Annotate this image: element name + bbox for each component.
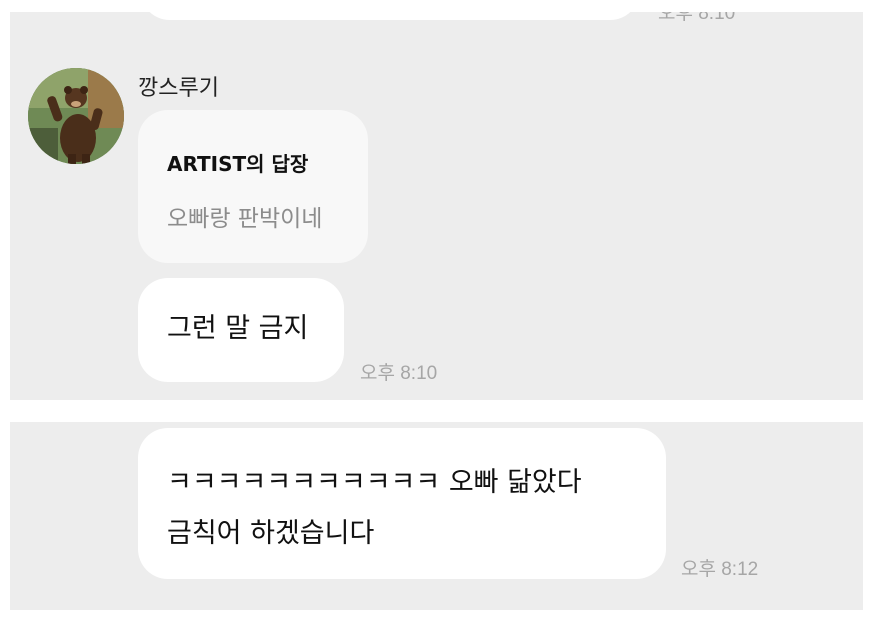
reply-quoted-text: 오빠랑 판박이네 [167, 206, 323, 232]
message-bubble-2[interactable]: ㅋㅋㅋㅋㅋㅋㅋㅋㅋㅋㅋ 오빠 닮았다 금칙어 하겠습니다 [138, 428, 666, 579]
reply-title: ARTIST의 답장 [167, 152, 309, 176]
message-text-line-2: 금칙어 하겠습니다 [167, 518, 375, 549]
previous-message-time: 오후 8:10 [658, 12, 736, 24]
chat-panel-lower: ㅋㅋㅋㅋㅋㅋㅋㅋㅋㅋㅋ 오빠 닮았다 금칙어 하겠습니다 오후 8:12 [10, 422, 863, 610]
bear-icon [28, 68, 124, 164]
message-time: 오후 8:10 [360, 363, 438, 384]
message-text: 그런 말 금지 [167, 313, 309, 344]
reply-message-bubble[interactable]: ARTIST의 답장 오빠랑 판박이네 [138, 110, 368, 263]
bear-avatar[interactable] [28, 68, 124, 164]
message-bubble[interactable]: 그런 말 금지 [138, 278, 344, 382]
chat-panel-upper: 오후 8:10 깡스루기 ARTIST의 답장 오빠랑 판박이네 그런 말 금지… [10, 12, 863, 400]
previous-message-bubble[interactable] [140, 12, 640, 20]
sender-name: 깡스루기 [138, 76, 219, 101]
message-text-line-1: ㅋㅋㅋㅋㅋㅋㅋㅋㅋㅋㅋ 오빠 닮았다 [167, 467, 582, 498]
message-time-2: 오후 8:12 [681, 559, 759, 580]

**Task details**
Rewrite the lines from the one holding "reply-quoted-text: 오빠랑 판박이네" through the one holding "bear-avatar[interactable] [28, 68, 124, 164]", inclusive, renaming "chat-panel-lower" as "chat-panel-bottom" and leaving everything else unchanged. Return only those lines.

**Solution to the exercise**
reply-quoted-text: 오빠랑 판박이네 [167, 206, 323, 232]
message-bubble-2[interactable]: ㅋㅋㅋㅋㅋㅋㅋㅋㅋㅋㅋ 오빠 닮았다 금칙어 하겠습니다 [138, 428, 666, 579]
reply-title: ARTIST의 답장 [167, 152, 309, 176]
message-text-line-2: 금칙어 하겠습니다 [167, 518, 375, 549]
previous-message-time: 오후 8:10 [658, 12, 736, 24]
chat-panel-bottom: ㅋㅋㅋㅋㅋㅋㅋㅋㅋㅋㅋ 오빠 닮았다 금칙어 하겠습니다 오후 8:12 [10, 422, 863, 610]
bear-icon [28, 68, 124, 164]
message-time: 오후 8:10 [360, 363, 438, 384]
message-text: 그런 말 금지 [167, 313, 309, 344]
reply-message-bubble[interactable]: ARTIST의 답장 오빠랑 판박이네 [138, 110, 368, 263]
bear-avatar[interactable] [28, 68, 124, 164]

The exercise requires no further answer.